** begin **

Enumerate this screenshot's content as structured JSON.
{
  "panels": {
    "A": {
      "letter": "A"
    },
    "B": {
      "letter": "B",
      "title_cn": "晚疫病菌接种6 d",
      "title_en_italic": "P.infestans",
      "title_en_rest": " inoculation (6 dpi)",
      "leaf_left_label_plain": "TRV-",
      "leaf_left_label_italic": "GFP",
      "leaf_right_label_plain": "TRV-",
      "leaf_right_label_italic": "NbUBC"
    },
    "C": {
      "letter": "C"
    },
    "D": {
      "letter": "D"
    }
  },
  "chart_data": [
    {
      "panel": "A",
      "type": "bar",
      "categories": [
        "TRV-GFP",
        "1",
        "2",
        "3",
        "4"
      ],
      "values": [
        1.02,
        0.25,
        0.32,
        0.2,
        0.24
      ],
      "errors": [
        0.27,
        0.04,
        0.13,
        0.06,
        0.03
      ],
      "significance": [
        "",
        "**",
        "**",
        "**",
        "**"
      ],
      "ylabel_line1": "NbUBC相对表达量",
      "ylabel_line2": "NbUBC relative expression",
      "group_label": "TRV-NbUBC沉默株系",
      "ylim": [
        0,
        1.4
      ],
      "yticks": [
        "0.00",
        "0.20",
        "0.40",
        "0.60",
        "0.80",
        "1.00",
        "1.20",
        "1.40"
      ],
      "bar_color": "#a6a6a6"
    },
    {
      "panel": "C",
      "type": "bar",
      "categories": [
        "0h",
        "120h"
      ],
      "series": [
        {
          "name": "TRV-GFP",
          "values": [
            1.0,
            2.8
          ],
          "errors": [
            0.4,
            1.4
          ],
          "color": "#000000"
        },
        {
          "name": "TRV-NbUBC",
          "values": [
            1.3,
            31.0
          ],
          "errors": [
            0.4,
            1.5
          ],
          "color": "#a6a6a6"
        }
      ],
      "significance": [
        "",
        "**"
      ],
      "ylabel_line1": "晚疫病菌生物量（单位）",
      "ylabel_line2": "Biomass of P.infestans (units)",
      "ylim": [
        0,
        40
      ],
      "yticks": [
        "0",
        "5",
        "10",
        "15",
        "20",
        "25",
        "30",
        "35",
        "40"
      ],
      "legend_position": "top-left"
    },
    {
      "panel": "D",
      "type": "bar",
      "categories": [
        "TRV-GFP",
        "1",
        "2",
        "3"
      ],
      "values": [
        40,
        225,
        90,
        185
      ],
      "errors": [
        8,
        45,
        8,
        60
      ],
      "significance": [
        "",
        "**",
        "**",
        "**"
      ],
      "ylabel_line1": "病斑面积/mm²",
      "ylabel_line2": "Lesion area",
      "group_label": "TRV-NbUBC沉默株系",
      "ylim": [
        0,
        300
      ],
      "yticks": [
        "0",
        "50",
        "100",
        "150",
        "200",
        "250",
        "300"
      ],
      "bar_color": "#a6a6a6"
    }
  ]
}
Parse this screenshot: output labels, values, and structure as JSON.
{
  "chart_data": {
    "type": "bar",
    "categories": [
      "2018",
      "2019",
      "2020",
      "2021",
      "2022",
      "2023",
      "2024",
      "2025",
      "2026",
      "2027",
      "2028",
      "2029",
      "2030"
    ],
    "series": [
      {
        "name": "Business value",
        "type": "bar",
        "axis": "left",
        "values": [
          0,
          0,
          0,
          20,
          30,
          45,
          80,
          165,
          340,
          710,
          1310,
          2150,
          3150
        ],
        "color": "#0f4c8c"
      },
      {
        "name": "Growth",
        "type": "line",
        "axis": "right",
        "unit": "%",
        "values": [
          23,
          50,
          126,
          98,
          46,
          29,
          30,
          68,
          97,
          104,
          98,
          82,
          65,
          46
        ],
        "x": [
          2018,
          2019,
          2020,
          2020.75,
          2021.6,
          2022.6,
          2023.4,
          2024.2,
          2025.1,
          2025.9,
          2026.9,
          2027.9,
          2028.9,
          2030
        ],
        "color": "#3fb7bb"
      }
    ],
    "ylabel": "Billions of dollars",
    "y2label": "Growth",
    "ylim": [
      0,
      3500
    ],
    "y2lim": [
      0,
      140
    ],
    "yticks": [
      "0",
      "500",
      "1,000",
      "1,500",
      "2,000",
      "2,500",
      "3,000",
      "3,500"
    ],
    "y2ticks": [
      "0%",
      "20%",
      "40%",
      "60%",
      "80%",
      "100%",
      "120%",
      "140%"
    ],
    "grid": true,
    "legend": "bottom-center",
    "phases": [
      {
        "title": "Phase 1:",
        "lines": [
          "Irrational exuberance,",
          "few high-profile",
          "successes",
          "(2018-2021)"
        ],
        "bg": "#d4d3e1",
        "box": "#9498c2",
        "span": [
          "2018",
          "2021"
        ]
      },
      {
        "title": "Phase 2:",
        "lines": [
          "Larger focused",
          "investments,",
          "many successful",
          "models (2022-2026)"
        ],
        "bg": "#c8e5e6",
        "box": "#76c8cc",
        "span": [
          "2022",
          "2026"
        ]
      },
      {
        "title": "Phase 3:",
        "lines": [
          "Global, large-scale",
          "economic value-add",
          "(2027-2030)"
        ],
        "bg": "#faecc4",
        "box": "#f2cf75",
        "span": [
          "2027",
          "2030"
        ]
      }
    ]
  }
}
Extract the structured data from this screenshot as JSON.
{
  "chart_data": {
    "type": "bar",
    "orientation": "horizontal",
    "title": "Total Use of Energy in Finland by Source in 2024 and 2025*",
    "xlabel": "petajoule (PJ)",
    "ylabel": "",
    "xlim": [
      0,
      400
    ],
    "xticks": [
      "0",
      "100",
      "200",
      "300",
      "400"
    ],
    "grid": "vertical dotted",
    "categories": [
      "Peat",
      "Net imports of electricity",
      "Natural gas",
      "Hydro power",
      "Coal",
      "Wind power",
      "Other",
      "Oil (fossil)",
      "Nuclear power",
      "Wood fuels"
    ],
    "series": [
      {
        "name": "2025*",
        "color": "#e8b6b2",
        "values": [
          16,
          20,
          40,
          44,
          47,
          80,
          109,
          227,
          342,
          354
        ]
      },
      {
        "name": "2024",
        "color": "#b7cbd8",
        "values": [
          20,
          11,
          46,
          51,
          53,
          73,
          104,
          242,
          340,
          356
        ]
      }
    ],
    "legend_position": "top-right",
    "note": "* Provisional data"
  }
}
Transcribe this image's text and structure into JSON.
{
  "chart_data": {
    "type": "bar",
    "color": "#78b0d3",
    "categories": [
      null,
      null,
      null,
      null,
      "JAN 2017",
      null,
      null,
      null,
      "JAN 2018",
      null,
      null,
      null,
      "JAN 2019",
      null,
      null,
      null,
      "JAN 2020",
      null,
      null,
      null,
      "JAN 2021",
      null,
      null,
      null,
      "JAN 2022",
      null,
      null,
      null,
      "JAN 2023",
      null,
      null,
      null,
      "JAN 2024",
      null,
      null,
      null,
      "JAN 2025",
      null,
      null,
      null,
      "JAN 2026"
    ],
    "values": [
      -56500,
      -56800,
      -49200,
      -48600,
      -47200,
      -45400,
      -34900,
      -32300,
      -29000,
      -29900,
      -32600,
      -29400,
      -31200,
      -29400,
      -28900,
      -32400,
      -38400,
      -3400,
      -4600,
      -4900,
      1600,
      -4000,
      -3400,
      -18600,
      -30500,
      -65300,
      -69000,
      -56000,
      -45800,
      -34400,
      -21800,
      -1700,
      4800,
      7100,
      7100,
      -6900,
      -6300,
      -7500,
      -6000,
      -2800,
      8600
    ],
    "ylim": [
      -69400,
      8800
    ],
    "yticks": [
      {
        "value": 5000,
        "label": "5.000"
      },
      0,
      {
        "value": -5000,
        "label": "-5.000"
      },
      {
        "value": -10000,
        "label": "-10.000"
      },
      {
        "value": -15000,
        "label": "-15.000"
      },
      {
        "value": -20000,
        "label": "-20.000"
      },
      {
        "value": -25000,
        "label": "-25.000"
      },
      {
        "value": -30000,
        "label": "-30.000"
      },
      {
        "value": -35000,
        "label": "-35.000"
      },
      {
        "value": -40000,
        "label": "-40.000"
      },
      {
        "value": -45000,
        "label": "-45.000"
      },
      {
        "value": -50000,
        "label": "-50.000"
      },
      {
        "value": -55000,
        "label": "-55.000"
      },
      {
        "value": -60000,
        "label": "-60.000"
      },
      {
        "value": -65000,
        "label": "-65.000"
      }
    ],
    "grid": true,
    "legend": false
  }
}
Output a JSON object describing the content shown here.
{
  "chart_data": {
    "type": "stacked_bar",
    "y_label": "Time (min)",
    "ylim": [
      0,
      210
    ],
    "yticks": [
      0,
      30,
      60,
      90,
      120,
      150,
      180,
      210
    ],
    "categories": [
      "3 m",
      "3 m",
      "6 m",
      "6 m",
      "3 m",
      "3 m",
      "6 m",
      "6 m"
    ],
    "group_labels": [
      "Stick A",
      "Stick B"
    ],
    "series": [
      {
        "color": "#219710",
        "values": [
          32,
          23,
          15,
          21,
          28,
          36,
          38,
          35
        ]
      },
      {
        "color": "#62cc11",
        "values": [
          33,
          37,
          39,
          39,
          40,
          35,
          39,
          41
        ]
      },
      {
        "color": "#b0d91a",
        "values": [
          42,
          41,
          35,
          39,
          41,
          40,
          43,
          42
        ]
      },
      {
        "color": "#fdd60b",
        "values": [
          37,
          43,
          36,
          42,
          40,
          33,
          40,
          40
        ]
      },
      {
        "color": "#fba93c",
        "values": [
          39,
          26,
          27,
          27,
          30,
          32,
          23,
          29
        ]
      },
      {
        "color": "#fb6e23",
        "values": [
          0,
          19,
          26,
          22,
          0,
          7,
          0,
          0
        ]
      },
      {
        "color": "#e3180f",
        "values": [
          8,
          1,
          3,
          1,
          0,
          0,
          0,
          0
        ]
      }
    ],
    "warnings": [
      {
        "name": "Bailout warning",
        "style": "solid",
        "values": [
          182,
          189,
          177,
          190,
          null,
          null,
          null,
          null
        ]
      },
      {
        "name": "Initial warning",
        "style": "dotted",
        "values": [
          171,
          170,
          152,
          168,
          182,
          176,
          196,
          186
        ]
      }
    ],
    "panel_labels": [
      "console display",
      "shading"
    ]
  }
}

** end **

### REQUIRED WORK
Each line in the material either holds the string "screenshot" or does not. State how many do, and nothing else.

### COMPLETE RESPONSE
3